• Data to process:
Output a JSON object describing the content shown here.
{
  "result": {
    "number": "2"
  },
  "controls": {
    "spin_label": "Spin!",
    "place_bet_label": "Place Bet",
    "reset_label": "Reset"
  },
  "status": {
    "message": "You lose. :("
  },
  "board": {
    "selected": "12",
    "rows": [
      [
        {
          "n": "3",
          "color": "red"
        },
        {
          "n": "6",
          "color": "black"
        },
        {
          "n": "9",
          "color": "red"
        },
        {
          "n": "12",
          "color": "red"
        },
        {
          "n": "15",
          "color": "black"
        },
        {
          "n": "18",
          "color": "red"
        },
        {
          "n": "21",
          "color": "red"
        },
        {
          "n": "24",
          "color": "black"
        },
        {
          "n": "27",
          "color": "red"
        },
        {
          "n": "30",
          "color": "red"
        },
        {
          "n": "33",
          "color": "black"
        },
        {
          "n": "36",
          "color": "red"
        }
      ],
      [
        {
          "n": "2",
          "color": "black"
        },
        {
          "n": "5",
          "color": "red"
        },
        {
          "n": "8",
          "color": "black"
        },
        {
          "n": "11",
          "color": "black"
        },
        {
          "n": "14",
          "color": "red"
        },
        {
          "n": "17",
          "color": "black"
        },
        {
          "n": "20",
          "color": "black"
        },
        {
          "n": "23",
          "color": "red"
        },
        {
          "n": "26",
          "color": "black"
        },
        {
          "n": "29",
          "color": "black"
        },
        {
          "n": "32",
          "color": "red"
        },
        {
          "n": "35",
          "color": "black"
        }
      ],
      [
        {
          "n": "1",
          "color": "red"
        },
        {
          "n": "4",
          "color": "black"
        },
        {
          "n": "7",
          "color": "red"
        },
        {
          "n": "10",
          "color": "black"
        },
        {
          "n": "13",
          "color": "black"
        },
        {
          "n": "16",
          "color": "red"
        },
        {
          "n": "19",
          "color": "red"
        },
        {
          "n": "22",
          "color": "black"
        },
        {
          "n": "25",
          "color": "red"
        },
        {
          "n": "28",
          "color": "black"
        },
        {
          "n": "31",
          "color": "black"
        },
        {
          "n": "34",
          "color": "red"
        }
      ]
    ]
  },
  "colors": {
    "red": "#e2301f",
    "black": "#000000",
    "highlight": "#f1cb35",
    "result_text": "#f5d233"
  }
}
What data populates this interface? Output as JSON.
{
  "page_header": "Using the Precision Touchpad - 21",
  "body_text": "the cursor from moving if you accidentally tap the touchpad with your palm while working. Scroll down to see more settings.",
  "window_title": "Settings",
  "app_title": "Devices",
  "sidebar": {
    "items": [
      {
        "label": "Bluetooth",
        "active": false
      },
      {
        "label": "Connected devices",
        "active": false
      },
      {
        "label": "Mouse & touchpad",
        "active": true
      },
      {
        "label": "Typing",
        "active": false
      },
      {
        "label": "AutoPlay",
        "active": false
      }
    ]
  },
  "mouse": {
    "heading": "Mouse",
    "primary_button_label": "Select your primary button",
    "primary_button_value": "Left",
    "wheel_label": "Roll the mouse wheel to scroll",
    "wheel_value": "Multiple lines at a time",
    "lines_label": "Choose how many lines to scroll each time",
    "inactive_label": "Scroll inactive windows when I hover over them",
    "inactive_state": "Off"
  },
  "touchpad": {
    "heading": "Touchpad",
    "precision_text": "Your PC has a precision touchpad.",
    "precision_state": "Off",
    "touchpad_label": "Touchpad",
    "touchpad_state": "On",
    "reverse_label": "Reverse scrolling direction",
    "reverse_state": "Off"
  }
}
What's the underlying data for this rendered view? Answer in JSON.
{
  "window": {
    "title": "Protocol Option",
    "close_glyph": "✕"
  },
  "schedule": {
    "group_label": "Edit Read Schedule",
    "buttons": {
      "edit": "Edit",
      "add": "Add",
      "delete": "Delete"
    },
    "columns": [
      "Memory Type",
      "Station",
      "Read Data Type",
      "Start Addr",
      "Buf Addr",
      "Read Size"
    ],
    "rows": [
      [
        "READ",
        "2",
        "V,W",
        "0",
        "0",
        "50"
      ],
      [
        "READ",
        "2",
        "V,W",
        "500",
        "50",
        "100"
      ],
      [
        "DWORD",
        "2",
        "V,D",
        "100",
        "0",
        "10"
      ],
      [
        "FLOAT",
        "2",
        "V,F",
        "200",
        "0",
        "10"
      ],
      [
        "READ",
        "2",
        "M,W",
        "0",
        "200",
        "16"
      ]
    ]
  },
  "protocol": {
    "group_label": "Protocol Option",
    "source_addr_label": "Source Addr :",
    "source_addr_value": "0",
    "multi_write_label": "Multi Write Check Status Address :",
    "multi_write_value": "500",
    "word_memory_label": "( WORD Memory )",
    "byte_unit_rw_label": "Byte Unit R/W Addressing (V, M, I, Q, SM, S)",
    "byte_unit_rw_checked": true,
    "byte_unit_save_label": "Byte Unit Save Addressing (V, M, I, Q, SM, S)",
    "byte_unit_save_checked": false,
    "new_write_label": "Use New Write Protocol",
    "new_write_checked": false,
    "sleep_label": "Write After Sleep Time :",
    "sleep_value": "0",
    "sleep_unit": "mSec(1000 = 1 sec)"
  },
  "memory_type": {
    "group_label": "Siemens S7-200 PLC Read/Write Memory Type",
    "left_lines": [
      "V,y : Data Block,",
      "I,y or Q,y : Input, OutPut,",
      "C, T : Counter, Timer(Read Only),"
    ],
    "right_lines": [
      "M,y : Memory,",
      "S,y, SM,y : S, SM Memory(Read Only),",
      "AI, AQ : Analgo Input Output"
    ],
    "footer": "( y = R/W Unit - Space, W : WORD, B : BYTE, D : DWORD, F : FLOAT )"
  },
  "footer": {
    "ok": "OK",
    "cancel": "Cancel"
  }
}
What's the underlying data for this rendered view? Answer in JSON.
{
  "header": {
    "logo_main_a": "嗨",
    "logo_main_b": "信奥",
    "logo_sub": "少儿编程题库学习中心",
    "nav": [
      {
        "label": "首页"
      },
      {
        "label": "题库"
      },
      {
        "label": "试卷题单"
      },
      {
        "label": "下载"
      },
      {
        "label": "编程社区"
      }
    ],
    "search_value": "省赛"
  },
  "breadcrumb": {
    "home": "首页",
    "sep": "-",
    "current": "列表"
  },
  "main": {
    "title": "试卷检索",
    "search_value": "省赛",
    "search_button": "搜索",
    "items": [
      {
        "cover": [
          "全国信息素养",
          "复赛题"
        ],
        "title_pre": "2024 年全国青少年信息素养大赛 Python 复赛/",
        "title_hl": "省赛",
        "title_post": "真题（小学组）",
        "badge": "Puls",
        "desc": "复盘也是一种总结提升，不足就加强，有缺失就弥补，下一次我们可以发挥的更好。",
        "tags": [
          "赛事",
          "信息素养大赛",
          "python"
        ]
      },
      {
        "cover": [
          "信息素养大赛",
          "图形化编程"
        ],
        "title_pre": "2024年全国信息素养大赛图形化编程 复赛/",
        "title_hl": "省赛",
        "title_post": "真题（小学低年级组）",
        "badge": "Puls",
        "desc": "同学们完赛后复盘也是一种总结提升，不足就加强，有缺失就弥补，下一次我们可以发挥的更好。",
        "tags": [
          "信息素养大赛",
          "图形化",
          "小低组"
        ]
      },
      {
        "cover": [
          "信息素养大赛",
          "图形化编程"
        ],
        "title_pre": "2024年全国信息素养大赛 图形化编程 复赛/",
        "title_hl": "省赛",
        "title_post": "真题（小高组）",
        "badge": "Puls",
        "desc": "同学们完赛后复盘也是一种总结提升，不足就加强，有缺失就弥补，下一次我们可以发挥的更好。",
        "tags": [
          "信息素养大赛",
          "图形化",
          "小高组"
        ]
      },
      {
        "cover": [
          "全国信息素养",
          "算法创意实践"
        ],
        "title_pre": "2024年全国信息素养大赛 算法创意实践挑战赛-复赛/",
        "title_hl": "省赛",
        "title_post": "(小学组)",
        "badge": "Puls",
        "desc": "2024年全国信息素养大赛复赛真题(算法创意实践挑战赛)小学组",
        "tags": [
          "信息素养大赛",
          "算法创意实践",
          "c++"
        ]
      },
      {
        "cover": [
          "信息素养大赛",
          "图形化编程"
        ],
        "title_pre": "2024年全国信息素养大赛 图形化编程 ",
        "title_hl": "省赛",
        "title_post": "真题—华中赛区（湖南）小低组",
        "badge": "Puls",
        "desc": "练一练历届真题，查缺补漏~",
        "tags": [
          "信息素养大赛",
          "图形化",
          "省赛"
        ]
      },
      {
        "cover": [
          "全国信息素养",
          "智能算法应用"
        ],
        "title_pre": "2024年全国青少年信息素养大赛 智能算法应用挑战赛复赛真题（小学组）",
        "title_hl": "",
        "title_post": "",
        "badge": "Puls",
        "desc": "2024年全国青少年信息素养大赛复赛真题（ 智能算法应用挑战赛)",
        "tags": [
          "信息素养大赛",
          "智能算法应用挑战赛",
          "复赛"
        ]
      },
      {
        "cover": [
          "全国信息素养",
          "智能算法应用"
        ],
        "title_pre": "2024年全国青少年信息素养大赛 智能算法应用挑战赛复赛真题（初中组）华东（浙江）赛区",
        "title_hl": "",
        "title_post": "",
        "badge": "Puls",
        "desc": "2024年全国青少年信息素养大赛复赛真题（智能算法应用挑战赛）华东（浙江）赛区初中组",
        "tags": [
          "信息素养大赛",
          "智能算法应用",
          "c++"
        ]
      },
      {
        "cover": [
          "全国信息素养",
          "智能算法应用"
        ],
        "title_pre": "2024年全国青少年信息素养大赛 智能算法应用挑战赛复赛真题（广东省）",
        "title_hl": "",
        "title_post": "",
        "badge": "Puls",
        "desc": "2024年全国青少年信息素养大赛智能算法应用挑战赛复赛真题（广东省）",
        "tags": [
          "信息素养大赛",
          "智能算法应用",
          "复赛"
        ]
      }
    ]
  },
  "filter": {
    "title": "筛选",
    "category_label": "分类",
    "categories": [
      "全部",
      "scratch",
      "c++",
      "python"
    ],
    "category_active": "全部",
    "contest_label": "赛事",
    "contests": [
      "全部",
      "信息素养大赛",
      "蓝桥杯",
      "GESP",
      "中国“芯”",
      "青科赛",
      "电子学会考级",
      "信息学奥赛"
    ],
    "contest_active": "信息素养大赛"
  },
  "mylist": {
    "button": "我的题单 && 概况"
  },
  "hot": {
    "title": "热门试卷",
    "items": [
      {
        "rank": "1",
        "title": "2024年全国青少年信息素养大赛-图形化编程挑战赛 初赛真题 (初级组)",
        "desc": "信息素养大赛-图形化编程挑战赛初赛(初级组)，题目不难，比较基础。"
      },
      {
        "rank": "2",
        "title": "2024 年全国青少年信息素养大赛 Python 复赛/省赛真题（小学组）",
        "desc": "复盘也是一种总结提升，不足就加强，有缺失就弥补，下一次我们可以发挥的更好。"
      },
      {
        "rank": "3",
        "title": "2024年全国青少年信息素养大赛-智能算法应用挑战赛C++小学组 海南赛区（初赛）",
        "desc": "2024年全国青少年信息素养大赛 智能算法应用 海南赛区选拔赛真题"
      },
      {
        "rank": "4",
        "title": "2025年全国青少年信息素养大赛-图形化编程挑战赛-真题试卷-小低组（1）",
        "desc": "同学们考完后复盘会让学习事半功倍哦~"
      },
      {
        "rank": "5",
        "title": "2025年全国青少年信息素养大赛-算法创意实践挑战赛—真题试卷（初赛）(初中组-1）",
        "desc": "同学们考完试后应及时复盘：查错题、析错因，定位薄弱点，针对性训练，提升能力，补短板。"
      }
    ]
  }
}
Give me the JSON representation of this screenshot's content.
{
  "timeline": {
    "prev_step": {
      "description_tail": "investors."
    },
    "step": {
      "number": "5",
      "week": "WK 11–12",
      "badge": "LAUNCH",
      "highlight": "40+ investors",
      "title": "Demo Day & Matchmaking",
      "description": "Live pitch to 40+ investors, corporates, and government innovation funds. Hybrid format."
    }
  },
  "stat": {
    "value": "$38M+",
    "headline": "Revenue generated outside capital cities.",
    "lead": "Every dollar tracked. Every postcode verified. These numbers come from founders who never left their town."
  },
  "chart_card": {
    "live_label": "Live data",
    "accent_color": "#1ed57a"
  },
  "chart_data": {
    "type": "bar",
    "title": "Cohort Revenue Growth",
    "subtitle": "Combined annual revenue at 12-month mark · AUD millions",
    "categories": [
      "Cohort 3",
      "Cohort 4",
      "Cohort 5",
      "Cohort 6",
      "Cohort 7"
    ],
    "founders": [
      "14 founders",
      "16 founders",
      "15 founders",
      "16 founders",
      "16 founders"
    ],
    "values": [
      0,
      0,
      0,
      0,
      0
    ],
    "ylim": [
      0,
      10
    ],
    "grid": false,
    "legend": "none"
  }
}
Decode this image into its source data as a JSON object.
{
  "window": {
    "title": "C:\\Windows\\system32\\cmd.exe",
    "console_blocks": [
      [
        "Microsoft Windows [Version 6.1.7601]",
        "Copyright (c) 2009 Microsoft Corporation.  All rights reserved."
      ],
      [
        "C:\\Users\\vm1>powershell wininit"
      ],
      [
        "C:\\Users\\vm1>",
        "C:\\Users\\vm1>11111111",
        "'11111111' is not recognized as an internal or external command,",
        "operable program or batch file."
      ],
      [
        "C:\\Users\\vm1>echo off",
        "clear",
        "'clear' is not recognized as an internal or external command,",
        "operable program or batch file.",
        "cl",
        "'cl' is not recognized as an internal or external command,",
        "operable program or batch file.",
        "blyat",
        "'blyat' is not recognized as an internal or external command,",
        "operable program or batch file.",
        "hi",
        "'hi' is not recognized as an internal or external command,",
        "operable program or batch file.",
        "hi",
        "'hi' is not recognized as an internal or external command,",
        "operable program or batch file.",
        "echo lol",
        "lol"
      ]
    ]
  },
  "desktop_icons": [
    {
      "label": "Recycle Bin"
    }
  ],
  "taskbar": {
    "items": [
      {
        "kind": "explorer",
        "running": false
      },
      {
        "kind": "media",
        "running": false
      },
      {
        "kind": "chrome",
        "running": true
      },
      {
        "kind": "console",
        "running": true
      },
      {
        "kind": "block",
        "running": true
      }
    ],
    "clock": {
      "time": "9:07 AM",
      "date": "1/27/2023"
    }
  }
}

• Task details: Scan the data above; copy every line where "investors" appears.

• Result of this task:
      "description_tail": "investors."
      "highlight": "40+ investors",
      "description": "Live pitch to 40+ investors, corporates, and government innovation funds. Hybrid format."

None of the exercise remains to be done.